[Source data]
===============
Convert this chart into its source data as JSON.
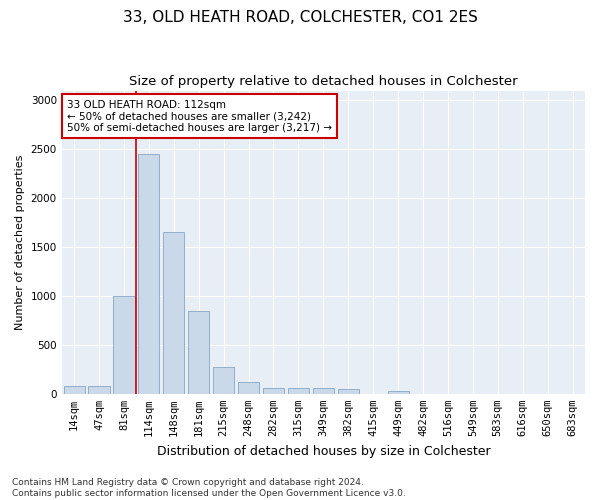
{
  "title1": "33, OLD HEATH ROAD, COLCHESTER, CO1 2ES",
  "title2": "Size of property relative to detached houses in Colchester",
  "xlabel": "Distribution of detached houses by size in Colchester",
  "ylabel": "Number of detached properties",
  "categories": [
    "14sqm",
    "47sqm",
    "81sqm",
    "114sqm",
    "148sqm",
    "181sqm",
    "215sqm",
    "248sqm",
    "282sqm",
    "315sqm",
    "349sqm",
    "382sqm",
    "415sqm",
    "449sqm",
    "482sqm",
    "516sqm",
    "549sqm",
    "583sqm",
    "616sqm",
    "650sqm",
    "683sqm"
  ],
  "values": [
    75,
    75,
    1000,
    2450,
    1650,
    850,
    275,
    120,
    60,
    55,
    55,
    50,
    0,
    30,
    0,
    0,
    0,
    0,
    0,
    0,
    0
  ],
  "bar_color": "#c9d9e9",
  "bar_edge_color": "#7799bb",
  "vline_x_index": 2.5,
  "vline_color": "#cc0000",
  "annotation_text": "33 OLD HEATH ROAD: 112sqm\n← 50% of detached houses are smaller (3,242)\n50% of semi-detached houses are larger (3,217) →",
  "annotation_box_color": "white",
  "annotation_box_edge_color": "#cc0000",
  "ylim": [
    0,
    3100
  ],
  "yticks": [
    0,
    500,
    1000,
    1500,
    2000,
    2500,
    3000
  ],
  "bg_color": "#e8eef5",
  "footer": "Contains HM Land Registry data © Crown copyright and database right 2024.\nContains public sector information licensed under the Open Government Licence v3.0.",
  "title1_fontsize": 11,
  "title2_fontsize": 9.5,
  "xlabel_fontsize": 9,
  "ylabel_fontsize": 8,
  "tick_fontsize": 7.5,
  "footer_fontsize": 6.5,
  "annot_fontsize": 7.5
}
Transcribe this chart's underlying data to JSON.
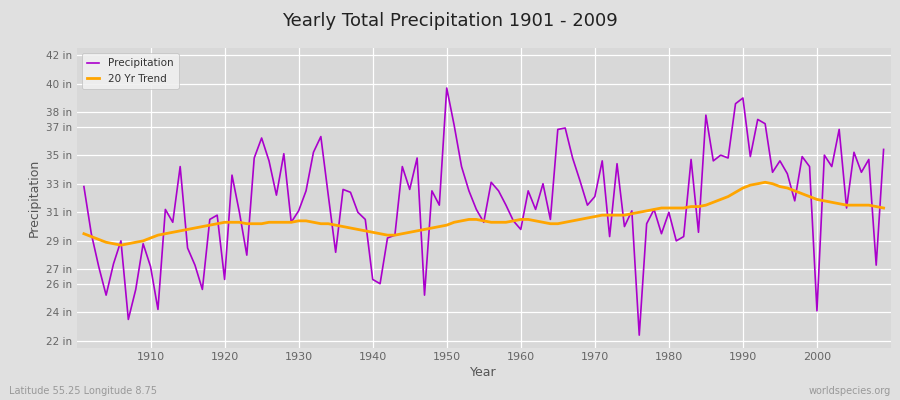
===============
▶ _Aim of the exercise_: Exclude all images and restate the records above word for word.

▶ _Answer below_:
Convert this chart into its source data as JSON.
{
  "title1": "33, OLD HEATH ROAD, COLCHESTER, CO1 2ES",
  "title2": "Size of property relative to detached houses in Colchester",
  "xlabel": "Distribution of detached houses by size in Colchester",
  "ylabel": "Number of detached properties",
  "categories": [
    "14sqm",
    "47sqm",
    "81sqm",
    "114sqm",
    "148sqm",
    "181sqm",
    "215sqm",
    "248sqm",
    "282sqm",
    "315sqm",
    "349sqm",
    "382sqm",
    "415sqm",
    "449sqm",
    "482sqm",
    "516sqm",
    "549sqm",
    "583sqm",
    "616sqm",
    "650sqm",
    "683sqm"
  ],
  "values": [
    75,
    75,
    1000,
    2450,
    1650,
    850,
    275,
    120,
    60,
    55,
    55,
    50,
    0,
    30,
    0,
    0,
    0,
    0,
    0,
    0,
    0
  ],
  "bar_color": "#c9d9e9",
  "bar_edge_color": "#7799bb",
  "vline_x_index": 2.5,
  "vline_color": "#cc0000",
  "annotation_text": "33 OLD HEATH ROAD: 112sqm\n← 50% of detached houses are smaller (3,242)\n50% of semi-detached houses are larger (3,217) →",
  "annotation_box_color": "white",
  "annotation_box_edge_color": "#cc0000",
  "ylim": [
    0,
    3100
  ],
  "yticks": [
    0,
    500,
    1000,
    1500,
    2000,
    2500,
    3000
  ],
  "bg_color": "#e8eef5",
  "footer": "Contains HM Land Registry data © Crown copyright and database right 2024.\nContains public sector information licensed under the Open Government Licence v3.0.",
  "title1_fontsize": 11,
  "title2_fontsize": 9.5,
  "xlabel_fontsize": 9,
  "ylabel_fontsize": 8,
  "tick_fontsize": 7.5,
  "footer_fontsize": 6.5,
  "annot_fontsize": 7.5
}
Transcribe this chart's underlying data to JSON.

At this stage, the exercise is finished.